■ TO DO: Copy the records below exactly, leaving out any pictures.

################

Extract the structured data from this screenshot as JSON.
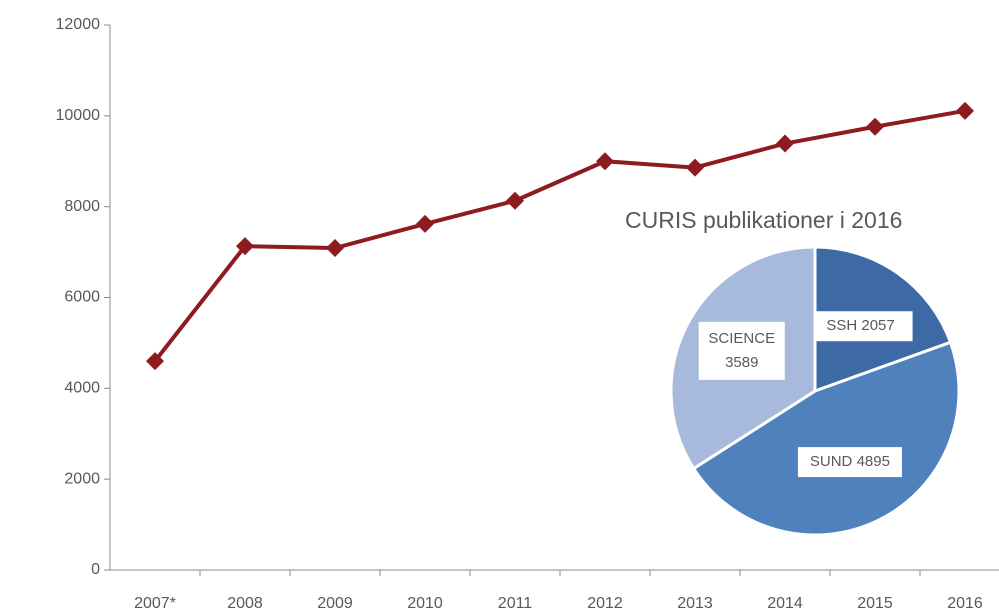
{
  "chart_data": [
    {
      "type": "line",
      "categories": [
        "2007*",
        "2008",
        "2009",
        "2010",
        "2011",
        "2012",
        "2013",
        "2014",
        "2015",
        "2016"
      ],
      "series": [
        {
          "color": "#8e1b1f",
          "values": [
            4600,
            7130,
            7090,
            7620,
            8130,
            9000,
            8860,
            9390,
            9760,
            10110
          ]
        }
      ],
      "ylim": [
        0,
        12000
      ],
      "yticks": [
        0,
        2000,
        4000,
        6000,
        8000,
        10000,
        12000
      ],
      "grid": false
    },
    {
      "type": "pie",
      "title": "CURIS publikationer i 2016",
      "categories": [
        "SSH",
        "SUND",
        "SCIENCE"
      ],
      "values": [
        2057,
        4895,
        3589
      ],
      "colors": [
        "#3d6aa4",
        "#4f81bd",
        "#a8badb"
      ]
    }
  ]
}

################

■ SOLVED EXERCISE:
Extract the structured data from this screenshot as JSON.
{
  "chart_data": [
    {
      "type": "line",
      "categories": [
        "2007*",
        "2008",
        "2009",
        "2010",
        "2011",
        "2012",
        "2013",
        "2014",
        "2015",
        "2016"
      ],
      "series": [
        {
          "color": "#8e1b1f",
          "values": [
            4600,
            7130,
            7090,
            7620,
            8130,
            9000,
            8860,
            9390,
            9760,
            10110
          ]
        }
      ],
      "ylim": [
        0,
        12000
      ],
      "yticks": [
        0,
        2000,
        4000,
        6000,
        8000,
        10000,
        12000
      ],
      "grid": false
    },
    {
      "type": "pie",
      "title": "CURIS publikationer i 2016",
      "categories": [
        "SSH",
        "SUND",
        "SCIENCE"
      ],
      "values": [
        2057,
        4895,
        3589
      ],
      "colors": [
        "#3d6aa4",
        "#4f81bd",
        "#a8badb"
      ]
    }
  ]
}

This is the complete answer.